### AIM
Reproduce the data that follows in its entirety, character for character.

### EXCERPTED DATA
⁂

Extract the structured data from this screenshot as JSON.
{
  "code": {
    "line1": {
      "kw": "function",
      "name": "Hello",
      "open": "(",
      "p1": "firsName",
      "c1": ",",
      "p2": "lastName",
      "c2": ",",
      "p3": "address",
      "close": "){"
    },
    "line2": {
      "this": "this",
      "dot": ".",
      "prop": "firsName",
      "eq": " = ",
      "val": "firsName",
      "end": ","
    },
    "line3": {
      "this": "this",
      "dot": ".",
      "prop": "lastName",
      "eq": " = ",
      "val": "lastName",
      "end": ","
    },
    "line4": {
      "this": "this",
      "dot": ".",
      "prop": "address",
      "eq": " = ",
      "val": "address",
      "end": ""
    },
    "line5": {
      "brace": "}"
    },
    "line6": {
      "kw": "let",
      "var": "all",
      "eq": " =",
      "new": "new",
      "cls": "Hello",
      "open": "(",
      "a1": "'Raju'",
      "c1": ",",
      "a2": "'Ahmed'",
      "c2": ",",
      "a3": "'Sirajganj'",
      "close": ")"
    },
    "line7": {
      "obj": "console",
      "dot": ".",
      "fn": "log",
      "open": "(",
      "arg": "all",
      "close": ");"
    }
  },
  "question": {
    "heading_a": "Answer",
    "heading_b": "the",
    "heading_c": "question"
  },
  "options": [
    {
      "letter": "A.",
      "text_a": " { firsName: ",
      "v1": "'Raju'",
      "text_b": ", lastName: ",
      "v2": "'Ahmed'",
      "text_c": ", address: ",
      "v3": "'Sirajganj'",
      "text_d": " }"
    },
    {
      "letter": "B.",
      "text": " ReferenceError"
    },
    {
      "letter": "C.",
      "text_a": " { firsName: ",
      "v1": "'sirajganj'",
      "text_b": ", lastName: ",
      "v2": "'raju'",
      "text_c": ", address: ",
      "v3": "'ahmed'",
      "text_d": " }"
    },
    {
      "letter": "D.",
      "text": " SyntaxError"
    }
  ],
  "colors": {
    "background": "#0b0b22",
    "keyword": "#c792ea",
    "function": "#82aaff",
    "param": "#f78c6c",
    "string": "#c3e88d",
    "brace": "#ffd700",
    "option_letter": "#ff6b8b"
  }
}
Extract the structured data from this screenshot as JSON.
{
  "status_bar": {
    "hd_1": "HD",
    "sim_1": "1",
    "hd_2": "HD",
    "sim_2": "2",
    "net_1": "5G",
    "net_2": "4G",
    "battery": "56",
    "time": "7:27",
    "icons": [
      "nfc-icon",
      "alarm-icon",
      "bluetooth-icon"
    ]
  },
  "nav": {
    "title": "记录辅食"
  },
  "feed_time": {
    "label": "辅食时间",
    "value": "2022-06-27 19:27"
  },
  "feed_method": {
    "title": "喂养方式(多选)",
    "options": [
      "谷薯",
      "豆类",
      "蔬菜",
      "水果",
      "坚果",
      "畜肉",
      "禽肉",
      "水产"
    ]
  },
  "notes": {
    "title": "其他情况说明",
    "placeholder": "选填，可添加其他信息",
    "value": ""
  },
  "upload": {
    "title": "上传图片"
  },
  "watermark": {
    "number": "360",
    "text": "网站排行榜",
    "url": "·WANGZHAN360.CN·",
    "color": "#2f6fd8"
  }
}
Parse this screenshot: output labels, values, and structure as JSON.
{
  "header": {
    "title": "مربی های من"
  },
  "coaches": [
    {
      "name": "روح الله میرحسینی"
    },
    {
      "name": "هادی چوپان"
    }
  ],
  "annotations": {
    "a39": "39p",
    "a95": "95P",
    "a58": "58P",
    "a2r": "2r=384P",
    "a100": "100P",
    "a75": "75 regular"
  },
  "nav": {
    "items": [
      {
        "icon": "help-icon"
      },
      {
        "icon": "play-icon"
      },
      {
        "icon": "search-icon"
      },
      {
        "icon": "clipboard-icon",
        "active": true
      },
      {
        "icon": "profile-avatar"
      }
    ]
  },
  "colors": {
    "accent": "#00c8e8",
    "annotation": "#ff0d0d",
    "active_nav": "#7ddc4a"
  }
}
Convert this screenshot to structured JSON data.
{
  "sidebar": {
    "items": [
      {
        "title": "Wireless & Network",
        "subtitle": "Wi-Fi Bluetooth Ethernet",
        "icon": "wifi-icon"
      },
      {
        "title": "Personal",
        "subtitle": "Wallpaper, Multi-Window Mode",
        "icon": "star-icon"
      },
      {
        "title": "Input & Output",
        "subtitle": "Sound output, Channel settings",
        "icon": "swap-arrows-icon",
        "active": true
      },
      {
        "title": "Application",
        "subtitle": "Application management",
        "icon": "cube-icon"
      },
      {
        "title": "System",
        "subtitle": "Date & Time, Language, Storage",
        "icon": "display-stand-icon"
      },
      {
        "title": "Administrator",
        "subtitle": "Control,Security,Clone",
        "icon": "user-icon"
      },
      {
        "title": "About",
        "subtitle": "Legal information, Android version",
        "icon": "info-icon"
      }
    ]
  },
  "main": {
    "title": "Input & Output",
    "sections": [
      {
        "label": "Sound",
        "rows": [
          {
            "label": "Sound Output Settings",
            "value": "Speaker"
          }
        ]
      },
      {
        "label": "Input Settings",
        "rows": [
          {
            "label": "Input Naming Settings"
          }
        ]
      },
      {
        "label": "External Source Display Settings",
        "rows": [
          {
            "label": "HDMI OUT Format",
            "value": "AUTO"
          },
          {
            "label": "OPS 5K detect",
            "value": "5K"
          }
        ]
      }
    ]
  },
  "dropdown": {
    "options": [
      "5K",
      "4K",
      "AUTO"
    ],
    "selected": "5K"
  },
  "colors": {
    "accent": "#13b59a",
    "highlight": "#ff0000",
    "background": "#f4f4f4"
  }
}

⁂

### EXERCISE OUTPUT
Extract the structured data from this screenshot as JSON.
{
  "code": {
    "line1": {
      "kw": "function",
      "name": "Hello",
      "open": "(",
      "p1": "firsName",
      "c1": ",",
      "p2": "lastName",
      "c2": ",",
      "p3": "address",
      "close": "){"
    },
    "line2": {
      "this": "this",
      "dot": ".",
      "prop": "firsName",
      "eq": " = ",
      "val": "firsName",
      "end": ","
    },
    "line3": {
      "this": "this",
      "dot": ".",
      "prop": "lastName",
      "eq": " = ",
      "val": "lastName",
      "end": ","
    },
    "line4": {
      "this": "this",
      "dot": ".",
      "prop": "address",
      "eq": " = ",
      "val": "address",
      "end": ""
    },
    "line5": {
      "brace": "}"
    },
    "line6": {
      "kw": "let",
      "var": "all",
      "eq": " =",
      "new": "new",
      "cls": "Hello",
      "open": "(",
      "a1": "'Raju'",
      "c1": ",",
      "a2": "'Ahmed'",
      "c2": ",",
      "a3": "'Sirajganj'",
      "close": ")"
    },
    "line7": {
      "obj": "console",
      "dot": ".",
      "fn": "log",
      "open": "(",
      "arg": "all",
      "close": ");"
    }
  },
  "question": {
    "heading_a": "Answer",
    "heading_b": "the",
    "heading_c": "question"
  },
  "options": [
    {
      "letter": "A.",
      "text_a": " { firsName: ",
      "v1": "'Raju'",
      "text_b": ", lastName: ",
      "v2": "'Ahmed'",
      "text_c": ", address: ",
      "v3": "'Sirajganj'",
      "text_d": " }"
    },
    {
      "letter": "B.",
      "text": " ReferenceError"
    },
    {
      "letter": "C.",
      "text_a": " { firsName: ",
      "v1": "'sirajganj'",
      "text_b": ", lastName: ",
      "v2": "'raju'",
      "text_c": ", address: ",
      "v3": "'ahmed'",
      "text_d": " }"
    },
    {
      "letter": "D.",
      "text": " SyntaxError"
    }
  ],
  "colors": {
    "background": "#0b0b22",
    "keyword": "#c792ea",
    "function": "#82aaff",
    "param": "#f78c6c",
    "string": "#c3e88d",
    "brace": "#ffd700",
    "option_letter": "#ff6b8b"
  }
}
Extract the structured data from this screenshot as JSON.
{
  "status_bar": {
    "hd_1": "HD",
    "sim_1": "1",
    "hd_2": "HD",
    "sim_2": "2",
    "net_1": "5G",
    "net_2": "4G",
    "battery": "56",
    "time": "7:27",
    "icons": [
      "nfc-icon",
      "alarm-icon",
      "bluetooth-icon"
    ]
  },
  "nav": {
    "title": "记录辅食"
  },
  "feed_time": {
    "label": "辅食时间",
    "value": "2022-06-27 19:27"
  },
  "feed_method": {
    "title": "喂养方式(多选)",
    "options": [
      "谷薯",
      "豆类",
      "蔬菜",
      "水果",
      "坚果",
      "畜肉",
      "禽肉",
      "水产"
    ]
  },
  "notes": {
    "title": "其他情况说明",
    "placeholder": "选填，可添加其他信息",
    "value": ""
  },
  "upload": {
    "title": "上传图片"
  },
  "watermark": {
    "number": "360",
    "text": "网站排行榜",
    "url": "·WANGZHAN360.CN·",
    "color": "#2f6fd8"
  }
}
Parse this screenshot: output labels, values, and structure as JSON.
{
  "header": {
    "title": "مربی های من"
  },
  "coaches": [
    {
      "name": "روح الله میرحسینی"
    },
    {
      "name": "هادی چوپان"
    }
  ],
  "annotations": {
    "a39": "39p",
    "a95": "95P",
    "a58": "58P",
    "a2r": "2r=384P",
    "a100": "100P",
    "a75": "75 regular"
  },
  "nav": {
    "items": [
      {
        "icon": "help-icon"
      },
      {
        "icon": "play-icon"
      },
      {
        "icon": "search-icon"
      },
      {
        "icon": "clipboard-icon",
        "active": true
      },
      {
        "icon": "profile-avatar"
      }
    ]
  },
  "colors": {
    "accent": "#00c8e8",
    "annotation": "#ff0d0d",
    "active_nav": "#7ddc4a"
  }
}
Convert this screenshot to structured JSON data.
{
  "sidebar": {
    "items": [
      {
        "title": "Wireless & Network",
        "subtitle": "Wi-Fi Bluetooth Ethernet",
        "icon": "wifi-icon"
      },
      {
        "title": "Personal",
        "subtitle": "Wallpaper, Multi-Window Mode",
        "icon": "star-icon"
      },
      {
        "title": "Input & Output",
        "subtitle": "Sound output, Channel settings",
        "icon": "swap-arrows-icon",
        "active": true
      },
      {
        "title": "Application",
        "subtitle": "Application management",
        "icon": "cube-icon"
      },
      {
        "title": "System",
        "subtitle": "Date & Time, Language, Storage",
        "icon": "display-stand-icon"
      },
      {
        "title": "Administrator",
        "subtitle": "Control,Security,Clone",
        "icon": "user-icon"
      },
      {
        "title": "About",
        "subtitle": "Legal information, Android version",
        "icon": "info-icon"
      }
    ]
  },
  "main": {
    "title": "Input & Output",
    "sections": [
      {
        "label": "Sound",
        "rows": [
          {
            "label": "Sound Output Settings",
            "value": "Speaker"
          }
        ]
      },
      {
        "label": "Input Settings",
        "rows": [
          {
            "label": "Input Naming Settings"
          }
        ]
      },
      {
        "label": "External Source Display Settings",
        "rows": [
          {
            "label": "HDMI OUT Format",
            "value": "AUTO"
          },
          {
            "label": "OPS 5K detect",
            "value": "5K"
          }
        ]
      }
    ]
  },
  "dropdown": {
    "options": [
      "5K",
      "4K",
      "AUTO"
    ],
    "selected": "5K"
  },
  "colors": {
    "accent": "#13b59a",
    "highlight": "#ff0000",
    "background": "#f4f4f4"
  }
}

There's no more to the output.